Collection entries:

^^^^^^^^

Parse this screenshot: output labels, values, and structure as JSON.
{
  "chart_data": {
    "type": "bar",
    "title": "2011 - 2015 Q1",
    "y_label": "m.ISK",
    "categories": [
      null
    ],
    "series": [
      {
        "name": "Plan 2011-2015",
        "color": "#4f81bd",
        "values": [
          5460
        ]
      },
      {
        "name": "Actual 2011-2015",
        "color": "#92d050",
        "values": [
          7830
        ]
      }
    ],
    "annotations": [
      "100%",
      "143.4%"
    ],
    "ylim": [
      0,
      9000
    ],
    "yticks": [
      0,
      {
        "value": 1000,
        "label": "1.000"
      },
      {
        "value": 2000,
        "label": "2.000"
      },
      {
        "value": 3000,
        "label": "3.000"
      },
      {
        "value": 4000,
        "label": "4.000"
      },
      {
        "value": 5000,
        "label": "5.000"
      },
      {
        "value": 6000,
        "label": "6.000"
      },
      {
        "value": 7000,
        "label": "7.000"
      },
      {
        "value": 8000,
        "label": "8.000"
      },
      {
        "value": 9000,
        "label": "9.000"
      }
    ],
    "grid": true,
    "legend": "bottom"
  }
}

^^^^^^^^

Written instruction: Return the listing above word for word.

Solution for this problem:
Parse this screenshot: output labels, values, and structure as JSON.
{
  "chart_data": {
    "type": "bar",
    "title": "2011 - 2015 Q1",
    "y_label": "m.ISK",
    "categories": [
      null
    ],
    "series": [
      {
        "name": "Plan 2011-2015",
        "color": "#4f81bd",
        "values": [
          5460
        ]
      },
      {
        "name": "Actual 2011-2015",
        "color": "#92d050",
        "values": [
          7830
        ]
      }
    ],
    "annotations": [
      "100%",
      "143.4%"
    ],
    "ylim": [
      0,
      9000
    ],
    "yticks": [
      0,
      {
        "value": 1000,
        "label": "1.000"
      },
      {
        "value": 2000,
        "label": "2.000"
      },
      {
        "value": 3000,
        "label": "3.000"
      },
      {
        "value": 4000,
        "label": "4.000"
      },
      {
        "value": 5000,
        "label": "5.000"
      },
      {
        "value": 6000,
        "label": "6.000"
      },
      {
        "value": 7000,
        "label": "7.000"
      },
      {
        "value": 8000,
        "label": "8.000"
      },
      {
        "value": 9000,
        "label": "9.000"
      }
    ],
    "grid": true,
    "legend": "bottom"
  }
}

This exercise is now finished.